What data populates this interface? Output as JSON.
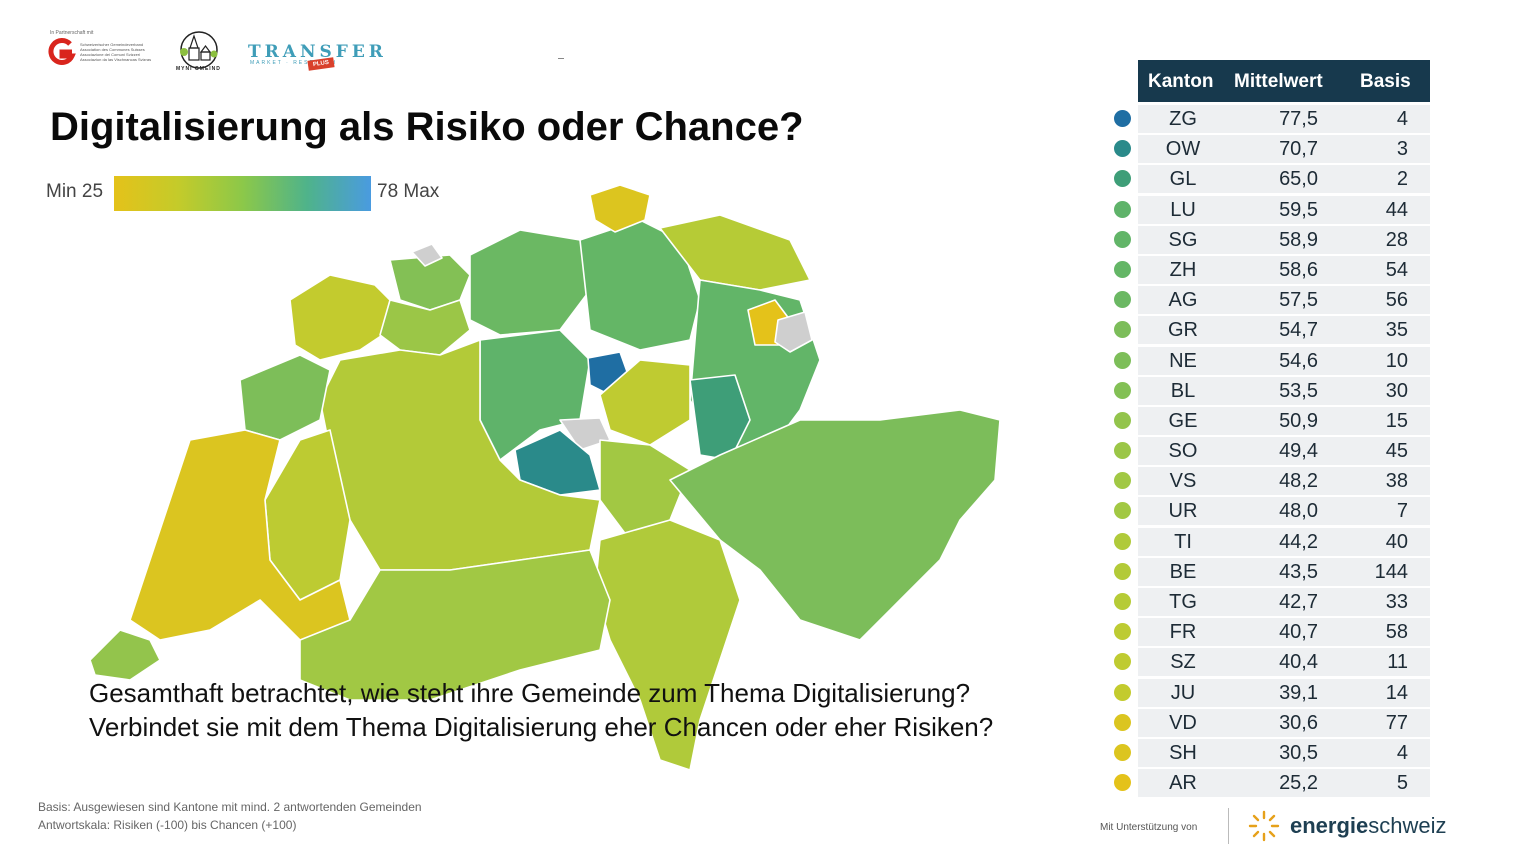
{
  "header": {
    "partner_label": "In Partnerschaft mit",
    "association_lines": "Schweizerischer Gemeindeverband Association des Communes Suisses Associazione dei Comuni Svizzeri Associaziun da las Vischnancas Svizras",
    "dorf_logo_text": "MYNI GMEIND",
    "transfer_logo": "TRANSFER",
    "transfer_sub": "MARKET · RESEARCH",
    "transfer_plus": "PLUS"
  },
  "title": "Digitalisierung als Risiko oder Chance?",
  "legend": {
    "min_label": "Min 25",
    "max_label": "78 Max",
    "min": 25,
    "max": 78,
    "colors": [
      "#e4c21a",
      "#c4cb2a",
      "#8cc849",
      "#4fb38a",
      "#4a9be0"
    ]
  },
  "question": "Gesamthaft betrachtet, wie steht ihre Gemeinde zum Thema Digitalisierung? Verbindet sie mit dem Thema Digitalisierung eher Chancen oder eher Risiken?",
  "footnote": {
    "line1": "Basis: Ausgewiesen sind Kantone mit mind. 2 antwortenden Gemeinden",
    "line2": "Antwortskala: Risiken (-100) bis Chancen (+100)"
  },
  "table": {
    "headers": {
      "kanton": "Kanton",
      "mittelwert": "Mittelwert",
      "basis": "Basis"
    },
    "rows": [
      {
        "kanton": "ZG",
        "mittelwert": "77,5",
        "basis": "4",
        "color": "#1f6ea3"
      },
      {
        "kanton": "OW",
        "mittelwert": "70,7",
        "basis": "3",
        "color": "#2a8a8a"
      },
      {
        "kanton": "GL",
        "mittelwert": "65,0",
        "basis": "2",
        "color": "#3e9e78"
      },
      {
        "kanton": "LU",
        "mittelwert": "59,5",
        "basis": "44",
        "color": "#5fb36a"
      },
      {
        "kanton": "SG",
        "mittelwert": "58,9",
        "basis": "28",
        "color": "#62b568"
      },
      {
        "kanton": "ZH",
        "mittelwert": "58,6",
        "basis": "54",
        "color": "#64b666"
      },
      {
        "kanton": "AG",
        "mittelwert": "57,5",
        "basis": "56",
        "color": "#6bb863"
      },
      {
        "kanton": "GR",
        "mittelwert": "54,7",
        "basis": "35",
        "color": "#7cbd5a"
      },
      {
        "kanton": "NE",
        "mittelwert": "54,6",
        "basis": "10",
        "color": "#7dbe59"
      },
      {
        "kanton": "BL",
        "mittelwert": "53,5",
        "basis": "30",
        "color": "#83c055"
      },
      {
        "kanton": "GE",
        "mittelwert": "50,9",
        "basis": "15",
        "color": "#93c44c"
      },
      {
        "kanton": "SO",
        "mittelwert": "49,4",
        "basis": "45",
        "color": "#9bc647"
      },
      {
        "kanton": "VS",
        "mittelwert": "48,2",
        "basis": "38",
        "color": "#a1c844"
      },
      {
        "kanton": "UR",
        "mittelwert": "48,0",
        "basis": "7",
        "color": "#a2c843"
      },
      {
        "kanton": "TI",
        "mittelwert": "44,2",
        "basis": "40",
        "color": "#b0ca3a"
      },
      {
        "kanton": "BE",
        "mittelwert": "43,5",
        "basis": "144",
        "color": "#b3ca38"
      },
      {
        "kanton": "TG",
        "mittelwert": "42,7",
        "basis": "33",
        "color": "#b6cb36"
      },
      {
        "kanton": "FR",
        "mittelwert": "40,7",
        "basis": "58",
        "color": "#bdcb32"
      },
      {
        "kanton": "SZ",
        "mittelwert": "40,4",
        "basis": "11",
        "color": "#bfcb31"
      },
      {
        "kanton": "JU",
        "mittelwert": "39,1",
        "basis": "14",
        "color": "#c3cb2e"
      },
      {
        "kanton": "VD",
        "mittelwert": "30,6",
        "basis": "77",
        "color": "#dbc520"
      },
      {
        "kanton": "SH",
        "mittelwert": "30,5",
        "basis": "4",
        "color": "#dcc51f"
      },
      {
        "kanton": "AR",
        "mittelwert": "25,2",
        "basis": "5",
        "color": "#e4c21a"
      }
    ]
  },
  "support": {
    "label": "Mit Unterstützung von",
    "brand_strong": "energie",
    "brand_light": "schweiz"
  },
  "map_colors": {
    "no_data": "#cfcfcf"
  }
}
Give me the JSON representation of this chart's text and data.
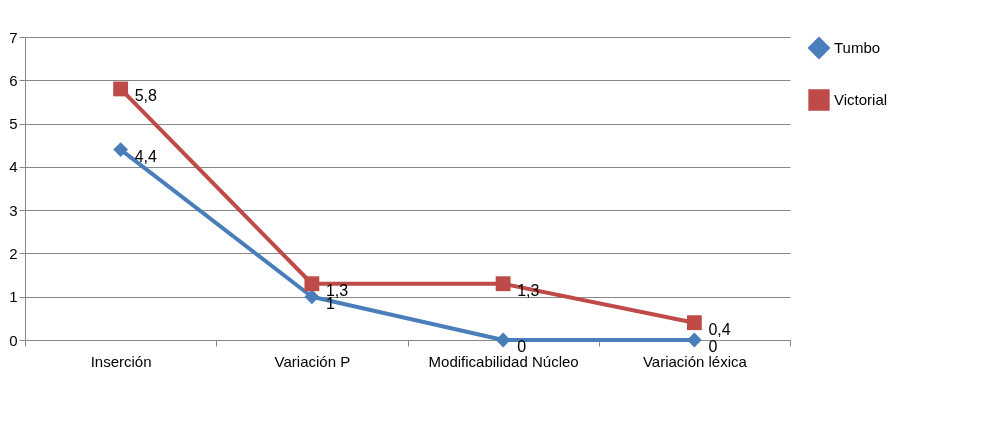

========================================================================

Task description: Ignore the images and quote every line of the listing exactly.

Written solution:
What data populates this interface? Output as JSON.
{
  "header": {
    "partner_label": "In Partnerschaft mit",
    "association_lines": "Schweizerischer Gemeindeverband Association des Communes Suisses Associazione dei Comuni Svizzeri Associaziun da las Vischnancas Svizras",
    "dorf_logo_text": "MYNI GMEIND",
    "transfer_logo": "TRANSFER",
    "transfer_sub": "MARKET · RESEARCH",
    "transfer_plus": "PLUS"
  },
  "title": "Digitalisierung als Risiko oder Chance?",
  "legend": {
    "min_label": "Min 25",
    "max_label": "78 Max",
    "min": 25,
    "max": 78,
    "colors": [
      "#e4c21a",
      "#c4cb2a",
      "#8cc849",
      "#4fb38a",
      "#4a9be0"
    ]
  },
  "question": "Gesamthaft betrachtet, wie steht ihre Gemeinde zum Thema Digitalisierung? Verbindet sie mit dem Thema Digitalisierung eher Chancen oder eher Risiken?",
  "footnote": {
    "line1": "Basis: Ausgewiesen sind Kantone mit mind. 2 antwortenden Gemeinden",
    "line2": "Antwortskala: Risiken (-100) bis Chancen (+100)"
  },
  "table": {
    "headers": {
      "kanton": "Kanton",
      "mittelwert": "Mittelwert",
      "basis": "Basis"
    },
    "rows": [
      {
        "kanton": "ZG",
        "mittelwert": "77,5",
        "basis": "4",
        "color": "#1f6ea3"
      },
      {
        "kanton": "OW",
        "mittelwert": "70,7",
        "basis": "3",
        "color": "#2a8a8a"
      },
      {
        "kanton": "GL",
        "mittelwert": "65,0",
        "basis": "2",
        "color": "#3e9e78"
      },
      {
        "kanton": "LU",
        "mittelwert": "59,5",
        "basis": "44",
        "color": "#5fb36a"
      },
      {
        "kanton": "SG",
        "mittelwert": "58,9",
        "basis": "28",
        "color": "#62b568"
      },
      {
        "kanton": "ZH",
        "mittelwert": "58,6",
        "basis": "54",
        "color": "#64b666"
      },
      {
        "kanton": "AG",
        "mittelwert": "57,5",
        "basis": "56",
        "color": "#6bb863"
      },
      {
        "kanton": "GR",
        "mittelwert": "54,7",
        "basis": "35",
        "color": "#7cbd5a"
      },
      {
        "kanton": "NE",
        "mittelwert": "54,6",
        "basis": "10",
        "color": "#7dbe59"
      },
      {
        "kanton": "BL",
        "mittelwert": "53,5",
        "basis": "30",
        "color": "#83c055"
      },
      {
        "kanton": "GE",
        "mittelwert": "50,9",
        "basis": "15",
        "color": "#93c44c"
      },
      {
        "kanton": "SO",
        "mittelwert": "49,4",
        "basis": "45",
        "color": "#9bc647"
      },
      {
        "kanton": "VS",
        "mittelwert": "48,2",
        "basis": "38",
        "color": "#a1c844"
      },
      {
        "kanton": "UR",
        "mittelwert": "48,0",
        "basis": "7",
        "color": "#a2c843"
      },
      {
        "kanton": "TI",
        "mittelwert": "44,2",
        "basis": "40",
        "color": "#b0ca3a"
      },
      {
        "kanton": "BE",
        "mittelwert": "43,5",
        "basis": "144",
        "color": "#b3ca38"
      },
      {
        "kanton": "TG",
        "mittelwert": "42,7",
        "basis": "33",
        "color": "#b6cb36"
      },
      {
        "kanton": "FR",
        "mittelwert": "40,7",
        "basis": "58",
        "color": "#bdcb32"
      },
      {
        "kanton": "SZ",
        "mittelwert": "40,4",
        "basis": "11",
        "color": "#bfcb31"
      },
      {
        "kanton": "JU",
        "mittelwert": "39,1",
        "basis": "14",
        "color": "#c3cb2e"
      },
      {
        "kanton": "VD",
        "mittelwert": "30,6",
        "basis": "77",
        "color": "#dbc520"
      },
      {
        "kanton": "SH",
        "mittelwert": "30,5",
        "basis": "4",
        "color": "#dcc51f"
      },
      {
        "kanton": "AR",
        "mittelwert": "25,2",
        "basis": "5",
        "color": "#e4c21a"
      }
    ]
  },
  "support": {
    "label": "Mit Unterstützung von",
    "brand_strong": "energie",
    "brand_light": "schweiz"
  },
  "map_colors": {
    "no_data": "#cfcfcf"
  }
}
Give me the JSON representation of this chart's text and data.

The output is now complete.